Exercise details => Transcribe the entries exactly; images are not part of the copy.

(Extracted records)
--------------------

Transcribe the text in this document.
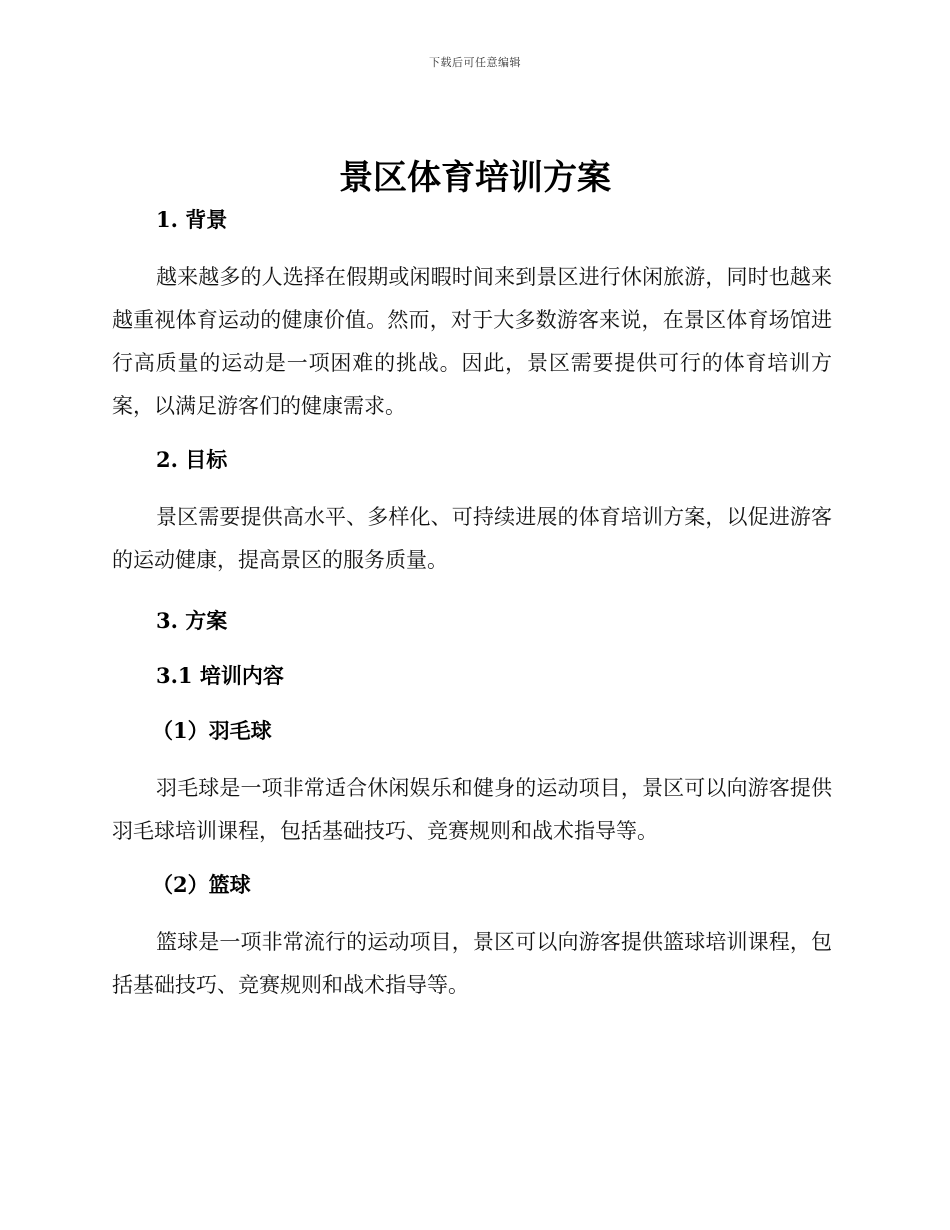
下载后可任意编辑
景区体育培训方案

1. 背景

越来越多的人选择在假期或闲暇时间来到景区进行休闲旅游，同时也越来越重视体育运动的健康价值。然而，对于大多数游客来说，在景区体育场馆进行高质量的运动是一项困难的挑战。因此，景区需要提供可行的体育培训方案，以满足游客们的健康需求。

2. 目标

景区需要提供高水平、多样化、可持续进展的体育培训方案，以促进游客的运动健康，提高景区的服务质量。

3. 方案

3.1 培训内容

（1）羽毛球

羽毛球是一项非常适合休闲娱乐和健身的运动项目，景区可以向游客提供羽毛球培训课程，包括基础技巧、竞赛规则和战术指导等。

（2）篮球

篮球是一项非常流行的运动项目，景区可以向游客提供篮球培训课程，包括基础技巧、竞赛规则和战术指导等。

--------------------

Response =>
Transcribe the text in this document.
下载后可任意编辑
景区体育培训方案

1. 背景

越来越多的人选择在假期或闲暇时间来到景区进行休闲旅游，同时也越来越重视体育运动的健康价值。然而，对于大多数游客来说，在景区体育场馆进行高质量的运动是一项困难的挑战。因此，景区需要提供可行的体育培训方案，以满足游客们的健康需求。

2. 目标

景区需要提供高水平、多样化、可持续进展的体育培训方案，以促进游客的运动健康，提高景区的服务质量。

3. 方案

3.1 培训内容

（1）羽毛球

羽毛球是一项非常适合休闲娱乐和健身的运动项目，景区可以向游客提供羽毛球培训课程，包括基础技巧、竞赛规则和战术指导等。

（2）篮球

篮球是一项非常流行的运动项目，景区可以向游客提供篮球培训课程，包括基础技巧、竞赛规则和战术指导等。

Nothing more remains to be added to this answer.